▶ _Job_: Will you output all of the data below exactly, omitting the images?
"""
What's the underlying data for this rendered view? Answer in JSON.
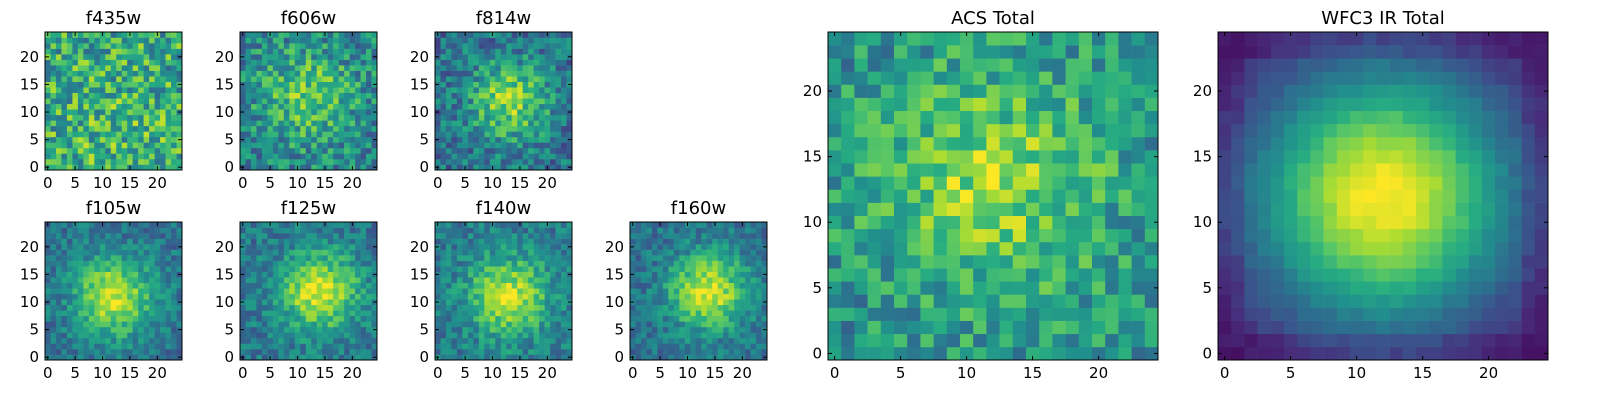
{
  "chart_data": [
    {
      "type": "heatmap",
      "title": "f435w",
      "x_ticks": [
        "0",
        "5",
        "10",
        "15",
        "20"
      ],
      "y_ticks": [
        "0",
        "5",
        "10",
        "15",
        "20"
      ],
      "xlim": [
        0,
        25
      ],
      "ylim": [
        0,
        25
      ],
      "colormap": "viridis",
      "grid": false
    },
    {
      "type": "heatmap",
      "title": "f606w",
      "x_ticks": [
        "0",
        "5",
        "10",
        "15",
        "20"
      ],
      "y_ticks": [
        "0",
        "5",
        "10",
        "15",
        "20"
      ],
      "xlim": [
        0,
        25
      ],
      "ylim": [
        0,
        25
      ],
      "colormap": "viridis",
      "grid": false
    },
    {
      "type": "heatmap",
      "title": "f814w",
      "x_ticks": [
        "0",
        "5",
        "10",
        "15",
        "20"
      ],
      "y_ticks": [
        "0",
        "5",
        "10",
        "15",
        "20"
      ],
      "xlim": [
        0,
        25
      ],
      "ylim": [
        0,
        25
      ],
      "colormap": "viridis",
      "grid": false
    },
    {
      "type": "heatmap",
      "title": "f105w",
      "x_ticks": [
        "0",
        "5",
        "10",
        "15",
        "20"
      ],
      "y_ticks": [
        "0",
        "5",
        "10",
        "15",
        "20"
      ],
      "xlim": [
        0,
        25
      ],
      "ylim": [
        0,
        25
      ],
      "colormap": "viridis",
      "grid": false
    },
    {
      "type": "heatmap",
      "title": "f125w",
      "x_ticks": [
        "0",
        "5",
        "10",
        "15",
        "20"
      ],
      "y_ticks": [
        "0",
        "5",
        "10",
        "15",
        "20"
      ],
      "xlim": [
        0,
        25
      ],
      "ylim": [
        0,
        25
      ],
      "colormap": "viridis",
      "grid": false
    },
    {
      "type": "heatmap",
      "title": "f140w",
      "x_ticks": [
        "0",
        "5",
        "10",
        "15",
        "20"
      ],
      "y_ticks": [
        "0",
        "5",
        "10",
        "15",
        "20"
      ],
      "xlim": [
        0,
        25
      ],
      "ylim": [
        0,
        25
      ],
      "colormap": "viridis",
      "grid": false
    },
    {
      "type": "heatmap",
      "title": "f160w",
      "x_ticks": [
        "0",
        "5",
        "10",
        "15",
        "20"
      ],
      "y_ticks": [
        "0",
        "5",
        "10",
        "15",
        "20"
      ],
      "xlim": [
        0,
        25
      ],
      "ylim": [
        0,
        25
      ],
      "colormap": "viridis",
      "grid": false
    },
    {
      "type": "heatmap",
      "title": "ACS Total",
      "x_ticks": [
        "0",
        "5",
        "10",
        "15",
        "20"
      ],
      "y_ticks": [
        "0",
        "5",
        "10",
        "15",
        "20"
      ],
      "xlim": [
        0,
        25
      ],
      "ylim": [
        0,
        25
      ],
      "colormap": "viridis",
      "grid": false
    },
    {
      "type": "heatmap",
      "title": "WFC3 IR Total",
      "x_ticks": [
        "0",
        "5",
        "10",
        "15",
        "20"
      ],
      "y_ticks": [
        "0",
        "5",
        "10",
        "15",
        "20"
      ],
      "xlim": [
        0,
        25
      ],
      "ylim": [
        0,
        25
      ],
      "colormap": "viridis",
      "grid": false
    }
  ],
  "colors": {
    "viridis_low": "#440154",
    "viridis_mid": "#21918c",
    "viridis_high": "#fde725",
    "axis": "#000000"
  }
}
"""
▶ _The solution_:
What's the underlying data for this rendered view? Answer in JSON.
{
  "chart_data": [
    {
      "type": "heatmap",
      "title": "f435w",
      "x_ticks": [
        "0",
        "5",
        "10",
        "15",
        "20"
      ],
      "y_ticks": [
        "0",
        "5",
        "10",
        "15",
        "20"
      ],
      "xlim": [
        0,
        25
      ],
      "ylim": [
        0,
        25
      ],
      "colormap": "viridis",
      "grid": false
    },
    {
      "type": "heatmap",
      "title": "f606w",
      "x_ticks": [
        "0",
        "5",
        "10",
        "15",
        "20"
      ],
      "y_ticks": [
        "0",
        "5",
        "10",
        "15",
        "20"
      ],
      "xlim": [
        0,
        25
      ],
      "ylim": [
        0,
        25
      ],
      "colormap": "viridis",
      "grid": false
    },
    {
      "type": "heatmap",
      "title": "f814w",
      "x_ticks": [
        "0",
        "5",
        "10",
        "15",
        "20"
      ],
      "y_ticks": [
        "0",
        "5",
        "10",
        "15",
        "20"
      ],
      "xlim": [
        0,
        25
      ],
      "ylim": [
        0,
        25
      ],
      "colormap": "viridis",
      "grid": false
    },
    {
      "type": "heatmap",
      "title": "f105w",
      "x_ticks": [
        "0",
        "5",
        "10",
        "15",
        "20"
      ],
      "y_ticks": [
        "0",
        "5",
        "10",
        "15",
        "20"
      ],
      "xlim": [
        0,
        25
      ],
      "ylim": [
        0,
        25
      ],
      "colormap": "viridis",
      "grid": false
    },
    {
      "type": "heatmap",
      "title": "f125w",
      "x_ticks": [
        "0",
        "5",
        "10",
        "15",
        "20"
      ],
      "y_ticks": [
        "0",
        "5",
        "10",
        "15",
        "20"
      ],
      "xlim": [
        0,
        25
      ],
      "ylim": [
        0,
        25
      ],
      "colormap": "viridis",
      "grid": false
    },
    {
      "type": "heatmap",
      "title": "f140w",
      "x_ticks": [
        "0",
        "5",
        "10",
        "15",
        "20"
      ],
      "y_ticks": [
        "0",
        "5",
        "10",
        "15",
        "20"
      ],
      "xlim": [
        0,
        25
      ],
      "ylim": [
        0,
        25
      ],
      "colormap": "viridis",
      "grid": false
    },
    {
      "type": "heatmap",
      "title": "f160w",
      "x_ticks": [
        "0",
        "5",
        "10",
        "15",
        "20"
      ],
      "y_ticks": [
        "0",
        "5",
        "10",
        "15",
        "20"
      ],
      "xlim": [
        0,
        25
      ],
      "ylim": [
        0,
        25
      ],
      "colormap": "viridis",
      "grid": false
    },
    {
      "type": "heatmap",
      "title": "ACS Total",
      "x_ticks": [
        "0",
        "5",
        "10",
        "15",
        "20"
      ],
      "y_ticks": [
        "0",
        "5",
        "10",
        "15",
        "20"
      ],
      "xlim": [
        0,
        25
      ],
      "ylim": [
        0,
        25
      ],
      "colormap": "viridis",
      "grid": false
    },
    {
      "type": "heatmap",
      "title": "WFC3 IR Total",
      "x_ticks": [
        "0",
        "5",
        "10",
        "15",
        "20"
      ],
      "y_ticks": [
        "0",
        "5",
        "10",
        "15",
        "20"
      ],
      "xlim": [
        0,
        25
      ],
      "ylim": [
        0,
        25
      ],
      "colormap": "viridis",
      "grid": false
    }
  ],
  "colors": {
    "viridis_low": "#440154",
    "viridis_mid": "#21918c",
    "viridis_high": "#fde725",
    "axis": "#000000"
  }
}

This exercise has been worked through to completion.